REQUIRED WORK:
Scan the entries below and extract each line with the word "values" in it.

○ ○ ○ ○ ○

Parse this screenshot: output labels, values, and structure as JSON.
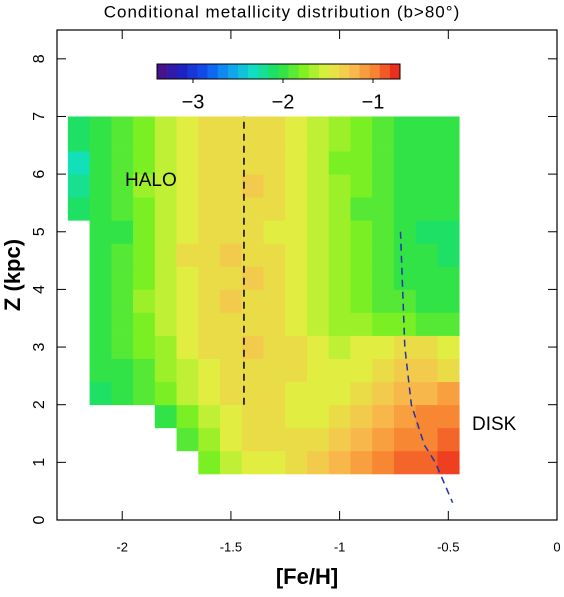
{
  "chart_data": {
    "type": "heatmap",
    "title": "Conditional metallicity distribution (b>80°)",
    "x_label": "[Fe/H]",
    "y_label": "Z (kpc)",
    "xlim": [
      -2.3,
      0
    ],
    "ylim": [
      0,
      8.5
    ],
    "xticks": [
      -2,
      -1.5,
      -1,
      -0.5,
      0
    ],
    "yticks": [
      0,
      1,
      2,
      3,
      4,
      5,
      6,
      7,
      8
    ],
    "xbins": [
      -2.25,
      -2.15,
      -2.05,
      -1.95,
      -1.85,
      -1.75,
      -1.65,
      -1.55,
      -1.45,
      -1.35,
      -1.25,
      -1.15,
      -1.05,
      -0.95,
      -0.85,
      -0.75,
      -0.65,
      -0.55,
      -0.45
    ],
    "ybins": [
      0.8,
      1.2,
      1.6,
      2.0,
      2.4,
      2.8,
      3.2,
      3.6,
      4.0,
      4.4,
      4.8,
      5.2,
      5.6,
      6.0,
      6.4,
      7.0
    ],
    "values": [
      [
        null,
        null,
        null,
        null,
        null,
        null,
        -1.8,
        -1.6,
        -1.5,
        -1.5,
        -1.4,
        -1.3,
        -1.2,
        -1.1,
        -1.0,
        -0.9,
        -0.9,
        -0.8
      ],
      [
        null,
        null,
        null,
        null,
        null,
        -1.9,
        -1.7,
        -1.5,
        -1.4,
        -1.4,
        -1.4,
        -1.4,
        -1.3,
        -1.2,
        -1.1,
        -1.0,
        -1.0,
        -0.9
      ],
      [
        null,
        null,
        null,
        null,
        -2.0,
        -1.8,
        -1.6,
        -1.5,
        -1.4,
        -1.4,
        -1.5,
        -1.5,
        -1.4,
        -1.3,
        -1.2,
        -1.1,
        -1.0,
        -1.0
      ],
      [
        null,
        -2.1,
        -2.0,
        -1.9,
        -1.8,
        -1.6,
        -1.5,
        -1.4,
        -1.4,
        -1.4,
        -1.5,
        -1.5,
        -1.5,
        -1.4,
        -1.3,
        -1.2,
        -1.2,
        -1.1
      ],
      [
        null,
        -2.0,
        -2.0,
        -1.9,
        -1.7,
        -1.6,
        -1.5,
        -1.4,
        -1.4,
        -1.4,
        -1.4,
        -1.5,
        -1.5,
        -1.5,
        -1.4,
        -1.3,
        -1.3,
        -1.4
      ],
      [
        null,
        -2.0,
        -1.9,
        -1.8,
        -1.7,
        -1.5,
        -1.4,
        -1.4,
        -1.3,
        -1.4,
        -1.4,
        -1.5,
        -1.6,
        -1.5,
        -1.5,
        -1.4,
        -1.4,
        -1.5
      ],
      [
        null,
        -2.0,
        -1.9,
        -1.8,
        -1.6,
        -1.5,
        -1.4,
        -1.4,
        -1.4,
        -1.4,
        -1.5,
        -1.6,
        -1.7,
        -1.7,
        -1.8,
        -1.8,
        -1.9,
        -1.9
      ],
      [
        null,
        -2.0,
        -1.9,
        -1.7,
        -1.6,
        -1.5,
        -1.4,
        -1.3,
        -1.4,
        -1.4,
        -1.5,
        -1.6,
        -1.7,
        -1.8,
        -1.9,
        -1.9,
        -2.0,
        -2.0
      ],
      [
        null,
        -2.0,
        -1.9,
        -1.8,
        -1.6,
        -1.5,
        -1.4,
        -1.4,
        -1.3,
        -1.4,
        -1.5,
        -1.6,
        -1.7,
        -1.8,
        -1.9,
        -2.0,
        -2.0,
        -2.0
      ],
      [
        null,
        -2.0,
        -1.9,
        -1.8,
        -1.6,
        -1.4,
        -1.4,
        -1.3,
        -1.4,
        -1.4,
        -1.5,
        -1.6,
        -1.7,
        -1.8,
        -1.9,
        -2.0,
        -2.0,
        -2.1
      ],
      [
        null,
        -2.0,
        -2.0,
        -1.8,
        -1.6,
        -1.5,
        -1.4,
        -1.4,
        -1.4,
        -1.5,
        -1.5,
        -1.6,
        -1.7,
        -1.8,
        -1.9,
        -2.0,
        -2.1,
        -2.1
      ],
      [
        -2.1,
        -2.0,
        -1.9,
        -1.8,
        -1.6,
        -1.5,
        -1.4,
        -1.4,
        -1.4,
        -1.4,
        -1.5,
        -1.6,
        -1.7,
        -1.9,
        -1.9,
        -2.0,
        -2.0,
        -2.0
      ],
      [
        -2.2,
        -2.0,
        -1.9,
        -1.7,
        -1.6,
        -1.5,
        -1.4,
        -1.4,
        -1.3,
        -1.4,
        -1.5,
        -1.6,
        -1.7,
        -1.8,
        -1.9,
        -2.0,
        -2.0,
        -2.0
      ],
      [
        -2.3,
        -2.0,
        -1.9,
        -1.8,
        -1.6,
        -1.5,
        -1.4,
        -1.4,
        -1.4,
        -1.4,
        -1.5,
        -1.6,
        -1.8,
        -1.8,
        -1.9,
        -2.0,
        -2.0,
        -2.0
      ],
      [
        -2.1,
        -2.0,
        -1.9,
        -1.8,
        -1.6,
        -1.5,
        -1.4,
        -1.4,
        -1.4,
        -1.4,
        -1.5,
        -1.6,
        -1.7,
        -1.8,
        -1.9,
        -2.0,
        -2.0,
        -2.0
      ]
    ],
    "clim": [
      -3.4,
      -0.7
    ],
    "cticks": [
      {
        "value": -3,
        "label": "−3"
      },
      {
        "value": -2,
        "label": "−2"
      },
      {
        "value": -1,
        "label": "−1"
      }
    ],
    "colormap": [
      "#501080",
      "#2020c0",
      "#1050f0",
      "#10a0f0",
      "#10e0c0",
      "#20e050",
      "#80f020",
      "#e0f040",
      "#f8c050",
      "#f88030",
      "#e81818"
    ],
    "annotations": [
      "HALO",
      "DISK"
    ],
    "lines": [
      {
        "color": "#000000",
        "x": [
          -1.44,
          -1.44
        ],
        "y": [
          2,
          7
        ]
      },
      {
        "color": "#2233aa",
        "x": [
          -0.72,
          -0.71,
          -0.7,
          -0.67,
          -0.61,
          -0.56,
          -0.48
        ],
        "y": [
          5,
          4,
          3,
          2,
          1.3,
          1,
          0.3
        ]
      }
    ]
  }
}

○ ○ ○ ○ ○

EXERCISE RESPONSE:
Parse this screenshot: output labels, values, and structure as JSON.
    "values": [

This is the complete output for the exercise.